# [What you have to do]
Transcribe the whole listing without a single picture.

# [Data for this exercise]
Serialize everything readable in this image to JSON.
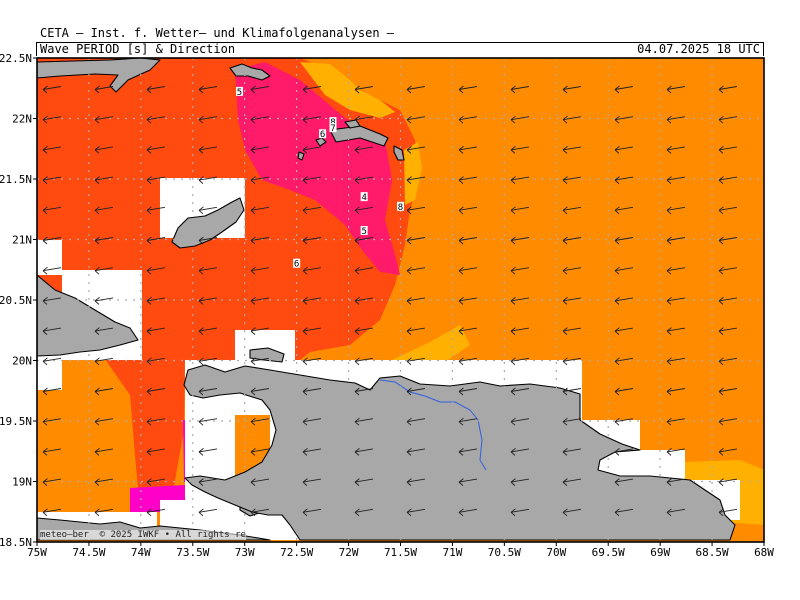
{
  "header": {
    "title": "CETA — Inst. f. Wetter— und Klimafolgenanalysen —",
    "subtitle": "Wave PERIOD [s] & Direction",
    "datetime": "04.07.2025 18 UTC"
  },
  "map": {
    "lon_range": [
      -75,
      -68
    ],
    "lat_range": [
      18.5,
      22.5
    ],
    "x_ticks": [
      "75W",
      "74.5W",
      "74W",
      "73.5W",
      "73W",
      "72.5W",
      "72W",
      "71.5W",
      "71W",
      "70.5W",
      "70W",
      "69.5W",
      "69W",
      "68.5W",
      "68W"
    ],
    "y_ticks": [
      "22.5N",
      "22N",
      "21.5N",
      "21N",
      "20.5N",
      "20N",
      "19.5N",
      "19N",
      "18.5N"
    ],
    "colors": {
      "land": "#a8a8a8",
      "ocean_base": "#ff8c00",
      "period_high": "#ff4a10",
      "period_peak": "#ff1a6a",
      "period_magenta": "#ff00c8",
      "period_low": "#ffb000",
      "river": "#3060e0",
      "nodata": "#ffffff",
      "grid": "#aaaaaa"
    },
    "period_labels": [
      {
        "text": "5",
        "lon": -73.05,
        "lat": 22.22
      },
      {
        "text": "8",
        "lon": -72.15,
        "lat": 21.97
      },
      {
        "text": "7",
        "lon": -72.15,
        "lat": 21.92
      },
      {
        "text": "6",
        "lon": -72.25,
        "lat": 21.87
      },
      {
        "text": "4",
        "lon": -71.85,
        "lat": 21.35
      },
      {
        "text": "8",
        "lon": -71.5,
        "lat": 21.27
      },
      {
        "text": "5",
        "lon": -71.85,
        "lat": 21.07
      },
      {
        "text": "6",
        "lon": -72.5,
        "lat": 20.8
      }
    ],
    "credit": "meteo—ber  © 2025 IWKF • All rights re"
  }
}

# [Problem solution]
Serialize everything readable in this image to JSON.
{
  "header": {
    "title": "CETA — Inst. f. Wetter— und Klimafolgenanalysen —",
    "subtitle": "Wave PERIOD [s] & Direction",
    "datetime": "04.07.2025 18 UTC"
  },
  "map": {
    "lon_range": [
      -75,
      -68
    ],
    "lat_range": [
      18.5,
      22.5
    ],
    "x_ticks": [
      "75W",
      "74.5W",
      "74W",
      "73.5W",
      "73W",
      "72.5W",
      "72W",
      "71.5W",
      "71W",
      "70.5W",
      "70W",
      "69.5W",
      "69W",
      "68.5W",
      "68W"
    ],
    "y_ticks": [
      "22.5N",
      "22N",
      "21.5N",
      "21N",
      "20.5N",
      "20N",
      "19.5N",
      "19N",
      "18.5N"
    ],
    "colors": {
      "land": "#a8a8a8",
      "ocean_base": "#ff8c00",
      "period_high": "#ff4a10",
      "period_peak": "#ff1a6a",
      "period_magenta": "#ff00c8",
      "period_low": "#ffb000",
      "river": "#3060e0",
      "nodata": "#ffffff",
      "grid": "#aaaaaa"
    },
    "period_labels": [
      {
        "text": "5",
        "lon": -73.05,
        "lat": 22.22
      },
      {
        "text": "8",
        "lon": -72.15,
        "lat": 21.97
      },
      {
        "text": "7",
        "lon": -72.15,
        "lat": 21.92
      },
      {
        "text": "6",
        "lon": -72.25,
        "lat": 21.87
      },
      {
        "text": "4",
        "lon": -71.85,
        "lat": 21.35
      },
      {
        "text": "8",
        "lon": -71.5,
        "lat": 21.27
      },
      {
        "text": "5",
        "lon": -71.85,
        "lat": 21.07
      },
      {
        "text": "6",
        "lon": -72.5,
        "lat": 20.8
      }
    ],
    "credit": "meteo—ber  © 2025 IWKF • All rights re"
  }
}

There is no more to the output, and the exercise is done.